+++ Excerpted data +++

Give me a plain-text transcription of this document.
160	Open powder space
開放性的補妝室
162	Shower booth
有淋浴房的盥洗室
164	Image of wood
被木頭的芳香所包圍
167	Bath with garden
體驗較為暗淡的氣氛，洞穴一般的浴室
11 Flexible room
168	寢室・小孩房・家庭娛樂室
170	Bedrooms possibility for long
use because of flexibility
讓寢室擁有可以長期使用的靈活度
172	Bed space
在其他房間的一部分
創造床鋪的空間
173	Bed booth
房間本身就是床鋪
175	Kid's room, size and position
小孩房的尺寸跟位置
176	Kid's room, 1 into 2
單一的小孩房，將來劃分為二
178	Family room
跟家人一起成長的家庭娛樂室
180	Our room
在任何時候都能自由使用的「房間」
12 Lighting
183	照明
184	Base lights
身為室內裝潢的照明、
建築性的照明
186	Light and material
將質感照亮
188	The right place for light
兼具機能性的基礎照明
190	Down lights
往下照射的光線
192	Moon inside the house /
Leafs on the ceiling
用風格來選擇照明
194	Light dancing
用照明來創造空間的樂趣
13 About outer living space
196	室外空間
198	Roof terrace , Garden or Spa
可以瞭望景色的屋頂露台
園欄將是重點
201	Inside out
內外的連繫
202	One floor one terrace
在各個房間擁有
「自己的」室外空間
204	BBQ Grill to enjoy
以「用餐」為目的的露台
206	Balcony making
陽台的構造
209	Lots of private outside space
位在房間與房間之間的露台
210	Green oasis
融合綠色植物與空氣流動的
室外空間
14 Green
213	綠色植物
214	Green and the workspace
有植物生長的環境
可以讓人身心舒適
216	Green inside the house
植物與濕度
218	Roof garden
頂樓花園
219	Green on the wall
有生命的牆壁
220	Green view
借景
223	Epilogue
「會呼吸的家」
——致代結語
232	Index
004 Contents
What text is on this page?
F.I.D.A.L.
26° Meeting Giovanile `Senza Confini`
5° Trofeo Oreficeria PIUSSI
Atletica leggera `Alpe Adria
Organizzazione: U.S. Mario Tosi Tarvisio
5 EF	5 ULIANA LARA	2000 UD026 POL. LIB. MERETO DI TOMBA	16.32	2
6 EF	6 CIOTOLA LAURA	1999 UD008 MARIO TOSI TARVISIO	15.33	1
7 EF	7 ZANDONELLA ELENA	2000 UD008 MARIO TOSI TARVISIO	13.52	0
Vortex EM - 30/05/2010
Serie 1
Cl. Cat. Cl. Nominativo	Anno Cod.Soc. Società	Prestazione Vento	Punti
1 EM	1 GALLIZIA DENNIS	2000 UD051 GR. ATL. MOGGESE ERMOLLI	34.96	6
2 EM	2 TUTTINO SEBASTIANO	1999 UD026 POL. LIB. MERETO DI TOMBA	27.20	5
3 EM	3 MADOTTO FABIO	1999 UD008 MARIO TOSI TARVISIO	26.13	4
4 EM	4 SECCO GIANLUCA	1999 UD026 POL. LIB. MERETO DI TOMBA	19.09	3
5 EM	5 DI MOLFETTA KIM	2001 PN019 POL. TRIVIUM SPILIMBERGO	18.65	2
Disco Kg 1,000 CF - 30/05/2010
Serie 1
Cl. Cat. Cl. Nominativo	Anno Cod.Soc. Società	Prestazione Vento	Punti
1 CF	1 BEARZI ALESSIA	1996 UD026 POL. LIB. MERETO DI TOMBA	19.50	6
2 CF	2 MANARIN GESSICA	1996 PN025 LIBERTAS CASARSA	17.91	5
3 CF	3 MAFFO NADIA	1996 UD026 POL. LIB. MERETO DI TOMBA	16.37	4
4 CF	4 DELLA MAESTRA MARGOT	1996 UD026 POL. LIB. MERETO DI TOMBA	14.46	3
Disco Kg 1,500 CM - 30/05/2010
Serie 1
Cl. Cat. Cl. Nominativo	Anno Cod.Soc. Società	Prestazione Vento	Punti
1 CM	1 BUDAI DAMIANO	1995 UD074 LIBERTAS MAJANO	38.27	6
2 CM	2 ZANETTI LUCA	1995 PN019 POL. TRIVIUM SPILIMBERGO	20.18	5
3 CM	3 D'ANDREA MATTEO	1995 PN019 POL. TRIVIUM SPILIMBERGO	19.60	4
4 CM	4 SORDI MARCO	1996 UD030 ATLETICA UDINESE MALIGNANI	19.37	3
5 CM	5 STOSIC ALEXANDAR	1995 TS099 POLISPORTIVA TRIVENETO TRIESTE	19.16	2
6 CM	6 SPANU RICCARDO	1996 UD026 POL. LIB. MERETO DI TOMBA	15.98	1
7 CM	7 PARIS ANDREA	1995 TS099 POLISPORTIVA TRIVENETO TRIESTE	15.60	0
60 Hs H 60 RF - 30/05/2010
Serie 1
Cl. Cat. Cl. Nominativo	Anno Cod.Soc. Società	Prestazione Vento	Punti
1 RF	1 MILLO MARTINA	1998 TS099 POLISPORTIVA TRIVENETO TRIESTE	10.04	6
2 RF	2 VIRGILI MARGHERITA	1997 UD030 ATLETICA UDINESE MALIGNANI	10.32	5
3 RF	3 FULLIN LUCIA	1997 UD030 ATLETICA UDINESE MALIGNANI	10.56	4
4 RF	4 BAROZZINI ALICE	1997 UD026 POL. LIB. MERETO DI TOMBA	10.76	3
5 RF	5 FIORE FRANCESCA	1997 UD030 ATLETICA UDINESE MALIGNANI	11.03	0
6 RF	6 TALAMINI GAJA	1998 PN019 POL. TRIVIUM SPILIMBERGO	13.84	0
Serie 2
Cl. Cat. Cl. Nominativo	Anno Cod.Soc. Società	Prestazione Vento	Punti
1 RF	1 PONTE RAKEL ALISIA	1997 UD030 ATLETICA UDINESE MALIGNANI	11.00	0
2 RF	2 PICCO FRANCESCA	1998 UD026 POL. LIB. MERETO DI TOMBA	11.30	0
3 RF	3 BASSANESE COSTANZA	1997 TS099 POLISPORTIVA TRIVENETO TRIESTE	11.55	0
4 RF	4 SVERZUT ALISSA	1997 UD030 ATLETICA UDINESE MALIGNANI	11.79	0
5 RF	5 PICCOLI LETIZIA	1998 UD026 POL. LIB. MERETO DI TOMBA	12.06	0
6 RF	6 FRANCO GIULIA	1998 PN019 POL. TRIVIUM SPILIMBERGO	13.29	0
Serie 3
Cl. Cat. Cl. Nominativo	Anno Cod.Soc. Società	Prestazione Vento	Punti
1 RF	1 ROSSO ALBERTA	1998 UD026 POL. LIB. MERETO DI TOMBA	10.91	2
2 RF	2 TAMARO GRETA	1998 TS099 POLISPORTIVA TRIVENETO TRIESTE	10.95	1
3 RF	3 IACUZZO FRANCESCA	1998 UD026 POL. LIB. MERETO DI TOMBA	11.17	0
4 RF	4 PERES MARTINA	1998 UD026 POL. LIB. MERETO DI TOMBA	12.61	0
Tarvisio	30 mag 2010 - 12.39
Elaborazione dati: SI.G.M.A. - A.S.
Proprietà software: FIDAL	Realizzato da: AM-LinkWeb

+++

> _What is expected_
Extract the complete data, matching each line exactly.

> _Result_
Give me a plain-text transcription of this document.
160	Open powder space
開放性的補妝室
162	Shower booth
有淋浴房的盥洗室
164	Image of wood
被木頭的芳香所包圍
167	Bath with garden
體驗較為暗淡的氣氛，洞穴一般的浴室
11 Flexible room
168	寢室・小孩房・家庭娛樂室
170	Bedrooms possibility for long
use because of flexibility
讓寢室擁有可以長期使用的靈活度
172	Bed space
在其他房間的一部分
創造床鋪的空間
173	Bed booth
房間本身就是床鋪
175	Kid's room, size and position
小孩房的尺寸跟位置
176	Kid's room, 1 into 2
單一的小孩房，將來劃分為二
178	Family room
跟家人一起成長的家庭娛樂室
180	Our room
在任何時候都能自由使用的「房間」
12 Lighting
183	照明
184	Base lights
身為室內裝潢的照明、
建築性的照明
186	Light and material
將質感照亮
188	The right place for light
兼具機能性的基礎照明
190	Down lights
往下照射的光線
192	Moon inside the house /
Leafs on the ceiling
用風格來選擇照明
194	Light dancing
用照明來創造空間的樂趣
13 About outer living space
196	室外空間
198	Roof terrace , Garden or Spa
可以瞭望景色的屋頂露台
園欄將是重點
201	Inside out
內外的連繫
202	One floor one terrace
在各個房間擁有
「自己的」室外空間
204	BBQ Grill to enjoy
以「用餐」為目的的露台
206	Balcony making
陽台的構造
209	Lots of private outside space
位在房間與房間之間的露台
210	Green oasis
融合綠色植物與空氣流動的
室外空間
14 Green
213	綠色植物
214	Green and the workspace
有植物生長的環境
可以讓人身心舒適
216	Green inside the house
植物與濕度
218	Roof garden
頂樓花園
219	Green on the wall
有生命的牆壁
220	Green view
借景
223	Epilogue
「會呼吸的家」
——致代結語
232	Index
004 Contents
What text is on this page?
F.I.D.A.L.
26° Meeting Giovanile `Senza Confini`
5° Trofeo Oreficeria PIUSSI
Atletica leggera `Alpe Adria
Organizzazione: U.S. Mario Tosi Tarvisio
5 EF	5 ULIANA LARA	2000 UD026 POL. LIB. MERETO DI TOMBA	16.32	2
6 EF	6 CIOTOLA LAURA	1999 UD008 MARIO TOSI TARVISIO	15.33	1
7 EF	7 ZANDONELLA ELENA	2000 UD008 MARIO TOSI TARVISIO	13.52	0
Vortex EM - 30/05/2010
Serie 1
Cl. Cat. Cl. Nominativo	Anno Cod.Soc. Società	Prestazione Vento	Punti
1 EM	1 GALLIZIA DENNIS	2000 UD051 GR. ATL. MOGGESE ERMOLLI	34.96	6
2 EM	2 TUTTINO SEBASTIANO	1999 UD026 POL. LIB. MERETO DI TOMBA	27.20	5
3 EM	3 MADOTTO FABIO	1999 UD008 MARIO TOSI TARVISIO	26.13	4
4 EM	4 SECCO GIANLUCA	1999 UD026 POL. LIB. MERETO DI TOMBA	19.09	3
5 EM	5 DI MOLFETTA KIM	2001 PN019 POL. TRIVIUM SPILIMBERGO	18.65	2
Disco Kg 1,000 CF - 30/05/2010
Serie 1
Cl. Cat. Cl. Nominativo	Anno Cod.Soc. Società	Prestazione Vento	Punti
1 CF	1 BEARZI ALESSIA	1996 UD026 POL. LIB. MERETO DI TOMBA	19.50	6
2 CF	2 MANARIN GESSICA	1996 PN025 LIBERTAS CASARSA	17.91	5
3 CF	3 MAFFO NADIA	1996 UD026 POL. LIB. MERETO DI TOMBA	16.37	4
4 CF	4 DELLA MAESTRA MARGOT	1996 UD026 POL. LIB. MERETO DI TOMBA	14.46	3
Disco Kg 1,500 CM - 30/05/2010
Serie 1
Cl. Cat. Cl. Nominativo	Anno Cod.Soc. Società	Prestazione Vento	Punti
1 CM	1 BUDAI DAMIANO	1995 UD074 LIBERTAS MAJANO	38.27	6
2 CM	2 ZANETTI LUCA	1995 PN019 POL. TRIVIUM SPILIMBERGO	20.18	5
3 CM	3 D'ANDREA MATTEO	1995 PN019 POL. TRIVIUM SPILIMBERGO	19.60	4
4 CM	4 SORDI MARCO	1996 UD030 ATLETICA UDINESE MALIGNANI	19.37	3
5 CM	5 STOSIC ALEXANDAR	1995 TS099 POLISPORTIVA TRIVENETO TRIESTE	19.16	2
6 CM	6 SPANU RICCARDO	1996 UD026 POL. LIB. MERETO DI TOMBA	15.98	1
7 CM	7 PARIS ANDREA	1995 TS099 POLISPORTIVA TRIVENETO TRIESTE	15.60	0
60 Hs H 60 RF - 30/05/2010
Serie 1
Cl. Cat. Cl. Nominativo	Anno Cod.Soc. Società	Prestazione Vento	Punti
1 RF	1 MILLO MARTINA	1998 TS099 POLISPORTIVA TRIVENETO TRIESTE	10.04	6
2 RF	2 VIRGILI MARGHERITA	1997 UD030 ATLETICA UDINESE MALIGNANI	10.32	5
3 RF	3 FULLIN LUCIA	1997 UD030 ATLETICA UDINESE MALIGNANI	10.56	4
4 RF	4 BAROZZINI ALICE	1997 UD026 POL. LIB. MERETO DI TOMBA	10.76	3
5 RF	5 FIORE FRANCESCA	1997 UD030 ATLETICA UDINESE MALIGNANI	11.03	0
6 RF	6 TALAMINI GAJA	1998 PN019 POL. TRIVIUM SPILIMBERGO	13.84	0
Serie 2
Cl. Cat. Cl. Nominativo	Anno Cod.Soc. Società	Prestazione Vento	Punti
1 RF	1 PONTE RAKEL ALISIA	1997 UD030 ATLETICA UDINESE MALIGNANI	11.00	0
2 RF	2 PICCO FRANCESCA	1998 UD026 POL. LIB. MERETO DI TOMBA	11.30	0
3 RF	3 BASSANESE COSTANZA	1997 TS099 POLISPORTIVA TRIVENETO TRIESTE	11.55	0
4 RF	4 SVERZUT ALISSA	1997 UD030 ATLETICA UDINESE MALIGNANI	11.79	0
5 RF	5 PICCOLI LETIZIA	1998 UD026 POL. LIB. MERETO DI TOMBA	12.06	0
6 RF	6 FRANCO GIULIA	1998 PN019 POL. TRIVIUM SPILIMBERGO	13.29	0
Serie 3
Cl. Cat. Cl. Nominativo	Anno Cod.Soc. Società	Prestazione Vento	Punti
1 RF	1 ROSSO ALBERTA	1998 UD026 POL. LIB. MERETO DI TOMBA	10.91	2
2 RF	2 TAMARO GRETA	1998 TS099 POLISPORTIVA TRIVENETO TRIESTE	10.95	1
3 RF	3 IACUZZO FRANCESCA	1998 UD026 POL. LIB. MERETO DI TOMBA	11.17	0
4 RF	4 PERES MARTINA	1998 UD026 POL. LIB. MERETO DI TOMBA	12.61	0
Tarvisio	30 mag 2010 - 12.39
Elaborazione dati: SI.G.M.A. - A.S.
Proprietà software: FIDAL	Realizzato da: AM-LinkWeb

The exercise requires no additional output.